Extract the text of every entry below exactly; leave images out.

-- Start Data for this exercise --

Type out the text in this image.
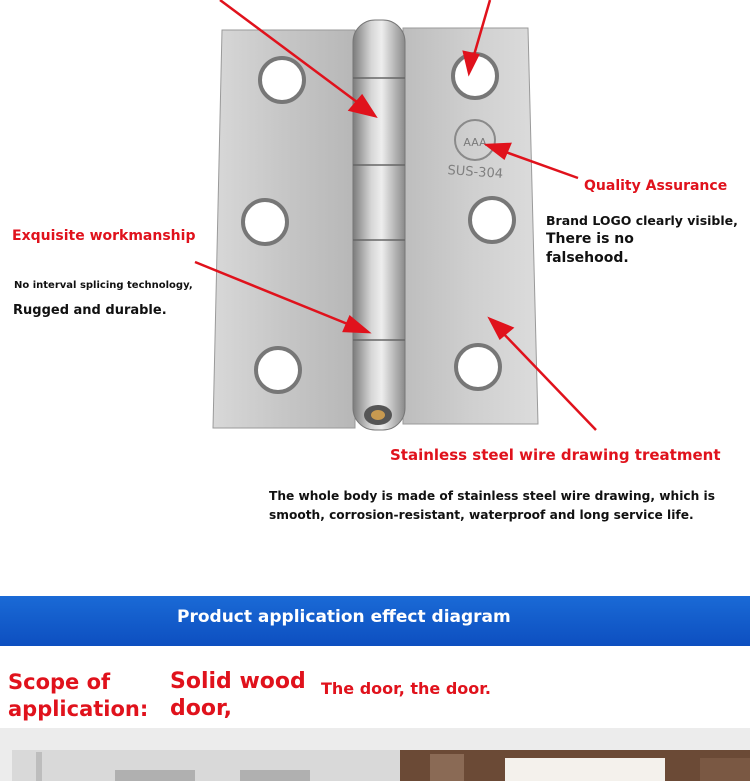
AAA
SUS-304
Quality Assurance
Brand LOGO clearly visible,
There is no
falsehood.
Exquisite workmanship
No interval splicing technology,
Rugged and durable.
Stainless steel wire drawing treatment
The whole body is made of stainless steel wire drawing, which is
smooth, corrosion-resistant, waterproof and long service life.
Product application effect diagram
Scope of
application:
Solid wood
door,
The door, the door.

-- End Data for this exercise --

Result of this exercise:
Type out the text in this image.
AAA
SUS-304
Quality Assurance
Brand LOGO clearly visible,
There is no
falsehood.
Exquisite workmanship
No interval splicing technology,
Rugged and durable.
Stainless steel wire drawing treatment
The whole body is made of stainless steel wire drawing, which is
smooth, corrosion-resistant, waterproof and long service life.
Product application effect diagram
Scope of
application:
Solid wood
door,
The door, the door.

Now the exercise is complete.